# SET PROBLEM:
Omit all pictures. Copy the rest of the material exactly.

---- RECORDED INFORMATION

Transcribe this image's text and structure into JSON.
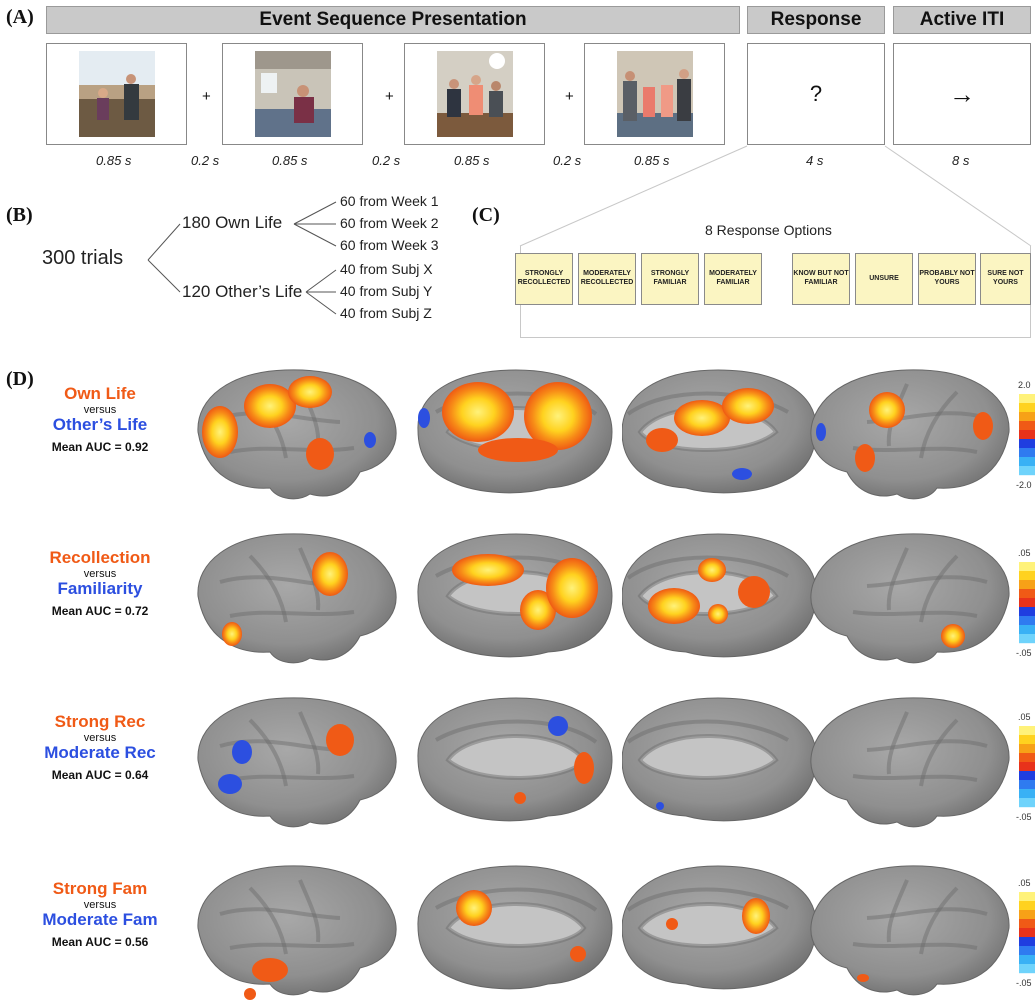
{
  "panel_labels": {
    "a": "(A)",
    "b": "(B)",
    "c": "(C)",
    "d": "(D)"
  },
  "panel_a": {
    "headers": {
      "sequence": "Event Sequence Presentation",
      "response": "Response",
      "iti": "Active ITI"
    },
    "plus": "+",
    "response_symbol": "?",
    "iti_symbol": "→",
    "timings": [
      "0.85 s",
      "0.2 s",
      "0.85 s",
      "0.2 s",
      "0.85 s",
      "0.2 s",
      "0.85 s",
      "4 s",
      "8 s"
    ]
  },
  "panel_b": {
    "root": "300 trials",
    "own": "180 Own Life",
    "other": "120 Other’s Life",
    "own_children": [
      "60 from Week 1",
      "60 from Week 2",
      "60 from Week 3"
    ],
    "other_children": [
      "40 from Subj X",
      "40 from Subj Y",
      "40 from Subj Z"
    ]
  },
  "panel_c": {
    "title": "8 Response Options",
    "options": [
      "STRONGLY RECOLLECTED",
      "MODERATELY RECOLLECTED",
      "STRONGLY FAMILIAR",
      "MODERATELY FAMILIAR",
      "KNOW BUT NOT FAMILIAR",
      "UNSURE",
      "PROBABLY NOT YOURS",
      "SURE NOT YOURS"
    ]
  },
  "panel_d": {
    "rows": [
      {
        "a": "Own Life",
        "versus": "versus",
        "b": "Other’s Life",
        "auc": "Mean AUC = 0.92",
        "cb_top": "2.0",
        "cb_bottom": "-2.0"
      },
      {
        "a": "Recollection",
        "versus": "versus",
        "b": "Familiarity",
        "auc": "Mean AUC = 0.72",
        "cb_top": ".05",
        "cb_bottom": "-.05"
      },
      {
        "a": "Strong Rec",
        "versus": "versus",
        "b": "Moderate Rec",
        "auc": "Mean AUC = 0.64",
        "cb_top": ".05",
        "cb_bottom": "-.05"
      },
      {
        "a": "Strong Fam",
        "versus": "versus",
        "b": "Moderate Fam",
        "auc": "Mean AUC = 0.56",
        "cb_top": ".05",
        "cb_bottom": "-.05"
      }
    ]
  },
  "colors": {
    "orange": "#f05a16",
    "blue": "#2c4fe0",
    "yellow": "#ffe93a",
    "cortex": "#9a9a9a",
    "option_fill": "#fbf5c2"
  }
}
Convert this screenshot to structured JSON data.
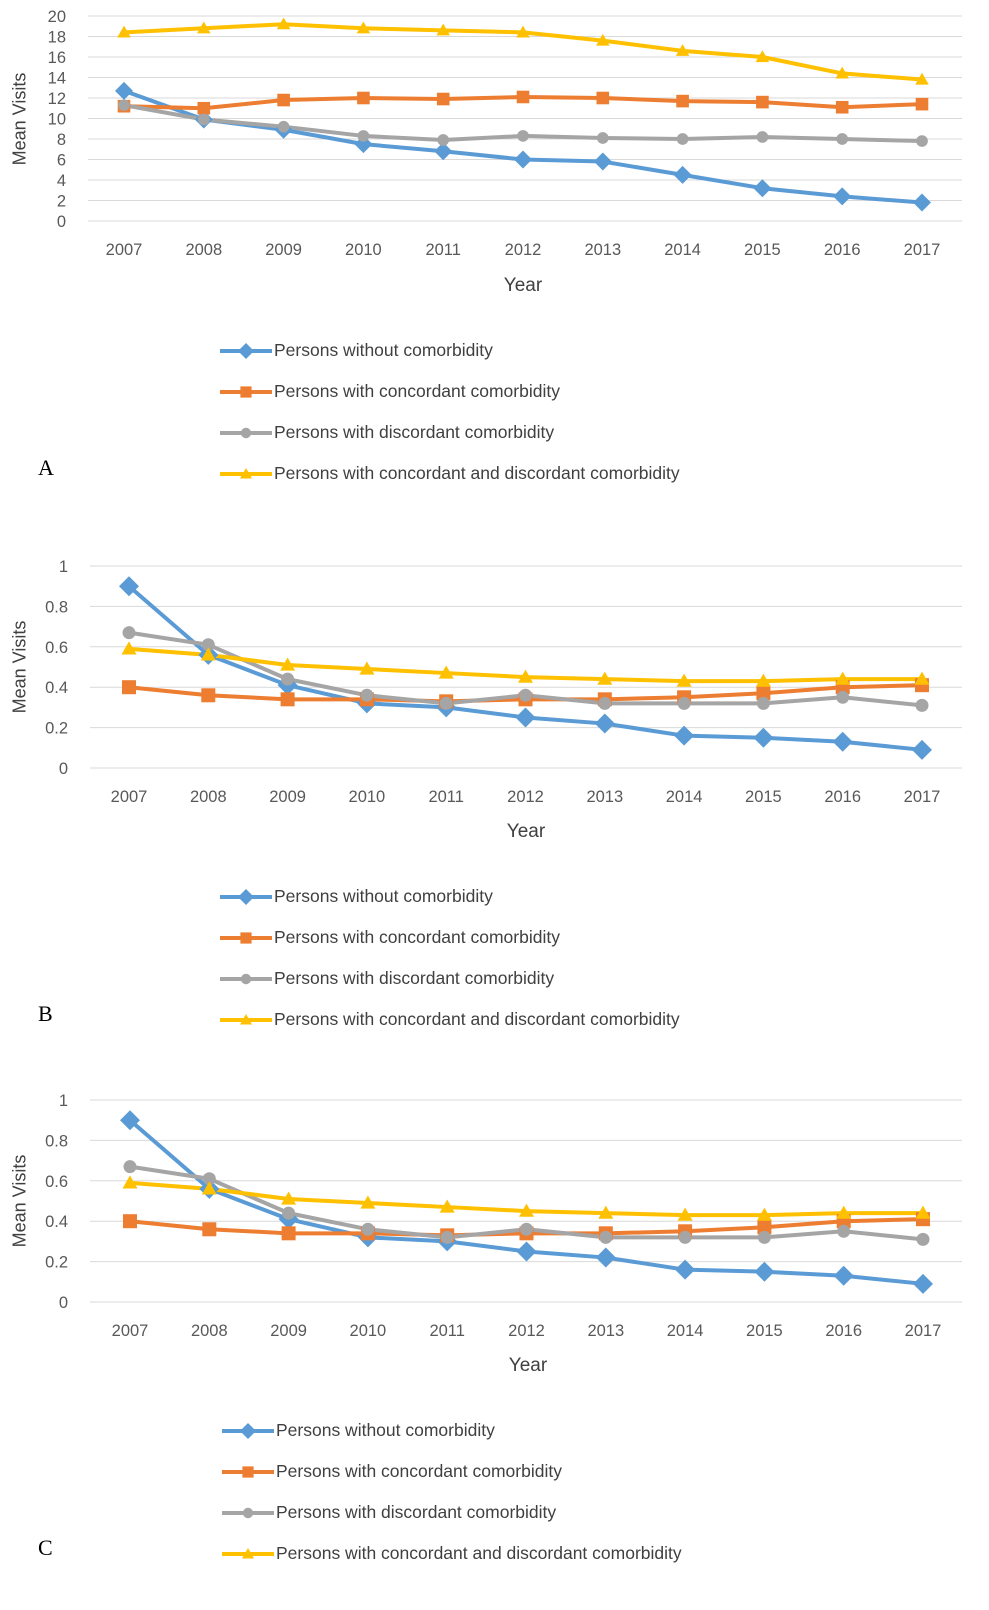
{
  "colors": {
    "series_0": "#5B9BD5",
    "series_1": "#ED7D31",
    "series_2": "#A5A5A5",
    "series_3": "#FFC000",
    "grid": "#d9d9d9",
    "tick_text": "#595959"
  },
  "chart_data": [
    {
      "type": "line",
      "panel_label": "A",
      "ylabel": "Mean Visits",
      "xlabel": "Year",
      "ylim": [
        0,
        20
      ],
      "yticks": [
        "0",
        "2",
        "4",
        "6",
        "8",
        "10",
        "12",
        "14",
        "16",
        "18",
        "20"
      ],
      "categories": [
        "2007",
        "2008",
        "2009",
        "2010",
        "2011",
        "2012",
        "2013",
        "2014",
        "2015",
        "2016",
        "2017"
      ],
      "grid": true,
      "legend_position": "bottom",
      "series": [
        {
          "name": "Persons without comorbidity",
          "marker": "diamond",
          "values": [
            12.7,
            9.9,
            8.9,
            7.5,
            6.8,
            6.0,
            5.8,
            4.5,
            3.2,
            2.4,
            1.8
          ]
        },
        {
          "name": "Persons with concordant comorbidity",
          "marker": "square",
          "values": [
            11.2,
            11.0,
            11.8,
            12.0,
            11.9,
            12.1,
            12.0,
            11.7,
            11.6,
            11.1,
            11.4
          ]
        },
        {
          "name": "Persons with  discordant comorbidity",
          "marker": "circle",
          "values": [
            11.3,
            9.9,
            9.2,
            8.3,
            7.9,
            8.3,
            8.1,
            8.0,
            8.2,
            8.0,
            7.8
          ]
        },
        {
          "name": "Persons with concordant and discordant comorbidity",
          "marker": "triangle",
          "values": [
            18.4,
            18.8,
            19.2,
            18.8,
            18.6,
            18.4,
            17.6,
            16.6,
            16.0,
            14.4,
            13.8
          ]
        }
      ]
    },
    {
      "type": "line",
      "panel_label": "B",
      "ylabel": "Mean Visits",
      "xlabel": "Year",
      "ylim": [
        0,
        1
      ],
      "yticks": [
        "0",
        "0.2",
        "0.4",
        "0.6",
        "0.8",
        "1"
      ],
      "categories": [
        "2007",
        "2008",
        "2009",
        "2010",
        "2011",
        "2012",
        "2013",
        "2014",
        "2015",
        "2016",
        "2017"
      ],
      "grid": true,
      "legend_position": "bottom",
      "series": [
        {
          "name": "Persons without comorbidity",
          "marker": "diamond",
          "values": [
            0.9,
            0.56,
            0.41,
            0.32,
            0.3,
            0.25,
            0.22,
            0.16,
            0.15,
            0.13,
            0.09
          ]
        },
        {
          "name": "Persons with concordant comorbidity",
          "marker": "square",
          "values": [
            0.4,
            0.36,
            0.34,
            0.34,
            0.33,
            0.34,
            0.34,
            0.35,
            0.37,
            0.4,
            0.41
          ]
        },
        {
          "name": "Persons with  discordant comorbidity",
          "marker": "circle",
          "values": [
            0.67,
            0.61,
            0.44,
            0.36,
            0.32,
            0.36,
            0.32,
            0.32,
            0.32,
            0.35,
            0.31
          ]
        },
        {
          "name": "Persons with concordant and discordant comorbidity",
          "marker": "triangle",
          "values": [
            0.59,
            0.56,
            0.51,
            0.49,
            0.47,
            0.45,
            0.44,
            0.43,
            0.43,
            0.44,
            0.44
          ]
        }
      ]
    },
    {
      "type": "line",
      "panel_label": "C",
      "ylabel": "Mean Visits",
      "xlabel": "Year",
      "ylim": [
        0,
        1
      ],
      "yticks": [
        "0",
        "0.2",
        "0.4",
        "0.6",
        "0.8",
        "1"
      ],
      "categories": [
        "2007",
        "2008",
        "2009",
        "2010",
        "2011",
        "2012",
        "2013",
        "2014",
        "2015",
        "2016",
        "2017"
      ],
      "grid": true,
      "legend_position": "bottom",
      "series": [
        {
          "name": "Persons without comorbidity",
          "marker": "diamond",
          "values": [
            0.9,
            0.56,
            0.41,
            0.32,
            0.3,
            0.25,
            0.22,
            0.16,
            0.15,
            0.13,
            0.09
          ]
        },
        {
          "name": "Persons with concordant comorbidity",
          "marker": "square",
          "values": [
            0.4,
            0.36,
            0.34,
            0.34,
            0.33,
            0.34,
            0.34,
            0.35,
            0.37,
            0.4,
            0.41
          ]
        },
        {
          "name": "Persons with  discordant comorbidity",
          "marker": "circle",
          "values": [
            0.67,
            0.61,
            0.44,
            0.36,
            0.32,
            0.36,
            0.32,
            0.32,
            0.32,
            0.35,
            0.31
          ]
        },
        {
          "name": "Persons with concordant and discordant comorbidity",
          "marker": "triangle",
          "values": [
            0.59,
            0.56,
            0.51,
            0.49,
            0.47,
            0.45,
            0.44,
            0.43,
            0.43,
            0.44,
            0.44
          ]
        }
      ]
    }
  ]
}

--------

# COMPLETED EXERCISE:
Transcribe this image's text and structure into JSON.
{
  "panel_labels": {
    "a": "(A)",
    "b": "(B)",
    "c": "(C)",
    "d": "(D)"
  },
  "panel_a": {
    "headers": {
      "sequence": "Event Sequence Presentation",
      "response": "Response",
      "iti": "Active ITI"
    },
    "plus": "+",
    "response_symbol": "?",
    "iti_symbol": "→",
    "timings": [
      "0.85 s",
      "0.2 s",
      "0.85 s",
      "0.2 s",
      "0.85 s",
      "0.2 s",
      "0.85 s",
      "4 s",
      "8 s"
    ]
  },
  "panel_b": {
    "root": "300 trials",
    "own": "180 Own Life",
    "other": "120 Other’s Life",
    "own_children": [
      "60 from Week 1",
      "60 from Week 2",
      "60 from Week 3"
    ],
    "other_children": [
      "40 from Subj X",
      "40 from Subj Y",
      "40 from Subj Z"
    ]
  },
  "panel_c": {
    "title": "8 Response Options",
    "options": [
      "STRONGLY RECOLLECTED",
      "MODERATELY RECOLLECTED",
      "STRONGLY FAMILIAR",
      "MODERATELY FAMILIAR",
      "KNOW BUT NOT FAMILIAR",
      "UNSURE",
      "PROBABLY NOT YOURS",
      "SURE NOT YOURS"
    ]
  },
  "panel_d": {
    "rows": [
      {
        "a": "Own Life",
        "versus": "versus",
        "b": "Other’s Life",
        "auc": "Mean AUC = 0.92",
        "cb_top": "2.0",
        "cb_bottom": "-2.0"
      },
      {
        "a": "Recollection",
        "versus": "versus",
        "b": "Familiarity",
        "auc": "Mean AUC = 0.72",
        "cb_top": ".05",
        "cb_bottom": "-.05"
      },
      {
        "a": "Strong Rec",
        "versus": "versus",
        "b": "Moderate Rec",
        "auc": "Mean AUC = 0.64",
        "cb_top": ".05",
        "cb_bottom": "-.05"
      },
      {
        "a": "Strong Fam",
        "versus": "versus",
        "b": "Moderate Fam",
        "auc": "Mean AUC = 0.56",
        "cb_top": ".05",
        "cb_bottom": "-.05"
      }
    ]
  },
  "colors": {
    "orange": "#f05a16",
    "blue": "#2c4fe0",
    "yellow": "#ffe93a",
    "cortex": "#9a9a9a",
    "option_fill": "#fbf5c2"
  }
}
Convert this screenshot to structured JSON data.
{
  "colors": {
    "series_0": "#5B9BD5",
    "series_1": "#ED7D31",
    "series_2": "#A5A5A5",
    "series_3": "#FFC000",
    "grid": "#d9d9d9",
    "tick_text": "#595959"
  },
  "chart_data": [
    {
      "type": "line",
      "panel_label": "A",
      "ylabel": "Mean Visits",
      "xlabel": "Year",
      "ylim": [
        0,
        20
      ],
      "yticks": [
        "0",
        "2",
        "4",
        "6",
        "8",
        "10",
        "12",
        "14",
        "16",
        "18",
        "20"
      ],
      "categories": [
        "2007",
        "2008",
        "2009",
        "2010",
        "2011",
        "2012",
        "2013",
        "2014",
        "2015",
        "2016",
        "2017"
      ],
      "grid": true,
      "legend_position": "bottom",
      "series": [
        {
          "name": "Persons without comorbidity",
          "marker": "diamond",
          "values": [
            12.7,
            9.9,
            8.9,
            7.5,
            6.8,
            6.0,
            5.8,
            4.5,
            3.2,
            2.4,
            1.8
          ]
        },
        {
          "name": "Persons with concordant comorbidity",
          "marker": "square",
          "values": [
            11.2,
            11.0,
            11.8,
            12.0,
            11.9,
            12.1,
            12.0,
            11.7,
            11.6,
            11.1,
            11.4
          ]
        },
        {
          "name": "Persons with  discordant comorbidity",
          "marker": "circle",
          "values": [
            11.3,
            9.9,
            9.2,
            8.3,
            7.9,
            8.3,
            8.1,
            8.0,
            8.2,
            8.0,
            7.8
          ]
        },
        {
          "name": "Persons with concordant and discordant comorbidity",
          "marker": "triangle",
          "values": [
            18.4,
            18.8,
            19.2,
            18.8,
            18.6,
            18.4,
            17.6,
            16.6,
            16.0,
            14.4,
            13.8
          ]
        }
      ]
    },
    {
      "type": "line",
      "panel_label": "B",
      "ylabel": "Mean Visits",
      "xlabel": "Year",
      "ylim": [
        0,
        1
      ],
      "yticks": [
        "0",
        "0.2",
        "0.4",
        "0.6",
        "0.8",
        "1"
      ],
      "categories": [
        "2007",
        "2008",
        "2009",
        "2010",
        "2011",
        "2012",
        "2013",
        "2014",
        "2015",
        "2016",
        "2017"
      ],
      "grid": true,
      "legend_position": "bottom",
      "series": [
        {
          "name": "Persons without comorbidity",
          "marker": "diamond",
          "values": [
            0.9,
            0.56,
            0.41,
            0.32,
            0.3,
            0.25,
            0.22,
            0.16,
            0.15,
            0.13,
            0.09
          ]
        },
        {
          "name": "Persons with concordant comorbidity",
          "marker": "square",
          "values": [
            0.4,
            0.36,
            0.34,
            0.34,
            0.33,
            0.34,
            0.34,
            0.35,
            0.37,
            0.4,
            0.41
          ]
        },
        {
          "name": "Persons with  discordant comorbidity",
          "marker": "circle",
          "values": [
            0.67,
            0.61,
            0.44,
            0.36,
            0.32,
            0.36,
            0.32,
            0.32,
            0.32,
            0.35,
            0.31
          ]
        },
        {
          "name": "Persons with concordant and discordant comorbidity",
          "marker": "triangle",
          "values": [
            0.59,
            0.56,
            0.51,
            0.49,
            0.47,
            0.45,
            0.44,
            0.43,
            0.43,
            0.44,
            0.44
          ]
        }
      ]
    },
    {
      "type": "line",
      "panel_label": "C",
      "ylabel": "Mean Visits",
      "xlabel": "Year",
      "ylim": [
        0,
        1
      ],
      "yticks": [
        "0",
        "0.2",
        "0.4",
        "0.6",
        "0.8",
        "1"
      ],
      "categories": [
        "2007",
        "2008",
        "2009",
        "2010",
        "2011",
        "2012",
        "2013",
        "2014",
        "2015",
        "2016",
        "2017"
      ],
      "grid": true,
      "legend_position": "bottom",
      "series": [
        {
          "name": "Persons without comorbidity",
          "marker": "diamond",
          "values": [
            0.9,
            0.56,
            0.41,
            0.32,
            0.3,
            0.25,
            0.22,
            0.16,
            0.15,
            0.13,
            0.09
          ]
        },
        {
          "name": "Persons with concordant comorbidity",
          "marker": "square",
          "values": [
            0.4,
            0.36,
            0.34,
            0.34,
            0.33,
            0.34,
            0.34,
            0.35,
            0.37,
            0.4,
            0.41
          ]
        },
        {
          "name": "Persons with  discordant comorbidity",
          "marker": "circle",
          "values": [
            0.67,
            0.61,
            0.44,
            0.36,
            0.32,
            0.36,
            0.32,
            0.32,
            0.32,
            0.35,
            0.31
          ]
        },
        {
          "name": "Persons with concordant and discordant comorbidity",
          "marker": "triangle",
          "values": [
            0.59,
            0.56,
            0.51,
            0.49,
            0.47,
            0.45,
            0.44,
            0.43,
            0.43,
            0.44,
            0.44
          ]
        }
      ]
    }
  ]
}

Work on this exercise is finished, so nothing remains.